> [Exercise requirements]: Each entry below must be repeated exactly, with pictures left out.

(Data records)
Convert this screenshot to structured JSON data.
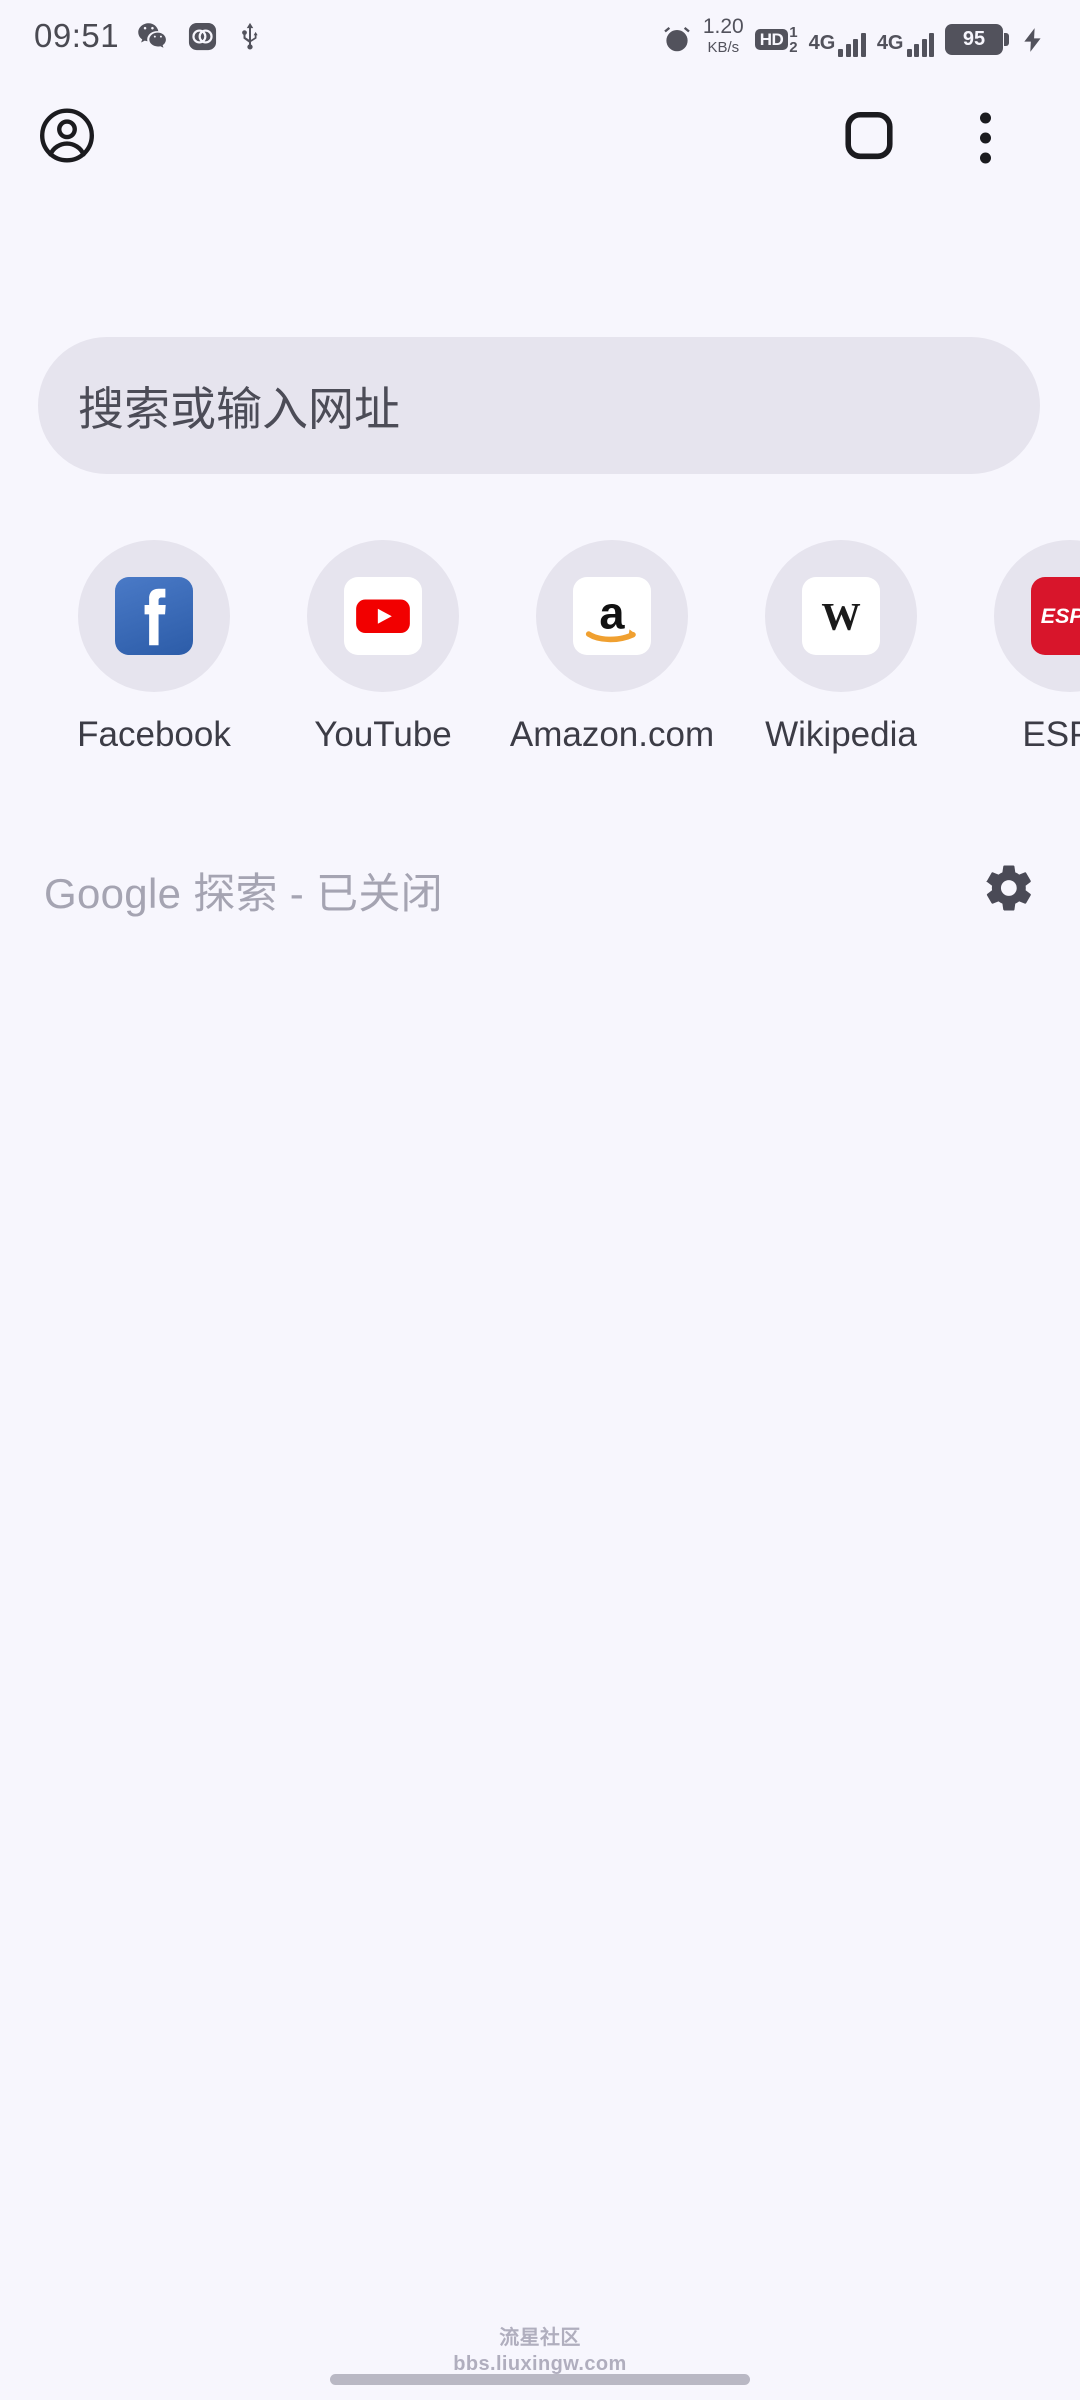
{
  "statusbar": {
    "clock": "09:51",
    "left_icons": [
      {
        "name": "wechat-icon",
        "label": "WeChat"
      },
      {
        "name": "app-icon",
        "label": "App"
      },
      {
        "name": "usb-icon",
        "label": "USB"
      }
    ],
    "alarm_icon": "alarm-icon",
    "network_speed": {
      "value": "1.20",
      "unit": "KB/s"
    },
    "hd_badge": {
      "label": "HD",
      "sub_top": "1",
      "sub_bottom": "2"
    },
    "sim1": {
      "network": "4G",
      "bars": 4
    },
    "sim2": {
      "network": "4G",
      "bars": 4
    },
    "battery": {
      "percent": "95",
      "charging": true
    }
  },
  "toolbar": {
    "account_label": "Account",
    "tab_switcher_label": "Tab switcher",
    "menu_label": "More options"
  },
  "search": {
    "placeholder": "搜索或输入网址",
    "value": ""
  },
  "shortcuts": [
    {
      "label": "Facebook",
      "icon": "facebook-icon",
      "glyph": "f",
      "style": "fb"
    },
    {
      "label": "YouTube",
      "icon": "youtube-icon",
      "glyph": "",
      "style": "yt"
    },
    {
      "label": "Amazon.com",
      "icon": "amazon-icon",
      "glyph": "a",
      "style": "amz"
    },
    {
      "label": "Wikipedia",
      "icon": "wikipedia-icon",
      "glyph": "W",
      "style": "wiki"
    },
    {
      "label": "ESPN",
      "icon": "espn-icon",
      "glyph": "ESPN",
      "style": "espn"
    }
  ],
  "discover": {
    "text": "Google 探索 - 已关闭",
    "settings_icon": "gear-icon"
  },
  "watermark": {
    "line1": "流星社区",
    "line2": "bbs.liuxingw.com"
  },
  "colors": {
    "background": "#f7f6fd",
    "search_bg": "#e6e4ee",
    "tile_bg": "#e6e4ee",
    "icon_dark": "#1b1b1f",
    "status_icon": "#52525c",
    "muted_text": "#a5a4b2"
  }
}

> [Problem solution]:
Convert this screenshot to structured JSON data.
{
  "statusbar": {
    "clock": "09:51",
    "left_icons": [
      {
        "name": "wechat-icon",
        "label": "WeChat"
      },
      {
        "name": "app-icon",
        "label": "App"
      },
      {
        "name": "usb-icon",
        "label": "USB"
      }
    ],
    "alarm_icon": "alarm-icon",
    "network_speed": {
      "value": "1.20",
      "unit": "KB/s"
    },
    "hd_badge": {
      "label": "HD",
      "sub_top": "1",
      "sub_bottom": "2"
    },
    "sim1": {
      "network": "4G",
      "bars": 4
    },
    "sim2": {
      "network": "4G",
      "bars": 4
    },
    "battery": {
      "percent": "95",
      "charging": true
    }
  },
  "toolbar": {
    "account_label": "Account",
    "tab_switcher_label": "Tab switcher",
    "menu_label": "More options"
  },
  "search": {
    "placeholder": "搜索或输入网址",
    "value": ""
  },
  "shortcuts": [
    {
      "label": "Facebook",
      "icon": "facebook-icon",
      "glyph": "f",
      "style": "fb"
    },
    {
      "label": "YouTube",
      "icon": "youtube-icon",
      "glyph": "",
      "style": "yt"
    },
    {
      "label": "Amazon.com",
      "icon": "amazon-icon",
      "glyph": "a",
      "style": "amz"
    },
    {
      "label": "Wikipedia",
      "icon": "wikipedia-icon",
      "glyph": "W",
      "style": "wiki"
    },
    {
      "label": "ESPN",
      "icon": "espn-icon",
      "glyph": "ESPN",
      "style": "espn"
    }
  ],
  "discover": {
    "text": "Google 探索 - 已关闭",
    "settings_icon": "gear-icon"
  },
  "watermark": {
    "line1": "流星社区",
    "line2": "bbs.liuxingw.com"
  },
  "colors": {
    "background": "#f7f6fd",
    "search_bg": "#e6e4ee",
    "tile_bg": "#e6e4ee",
    "icon_dark": "#1b1b1f",
    "status_icon": "#52525c",
    "muted_text": "#a5a4b2"
  }
}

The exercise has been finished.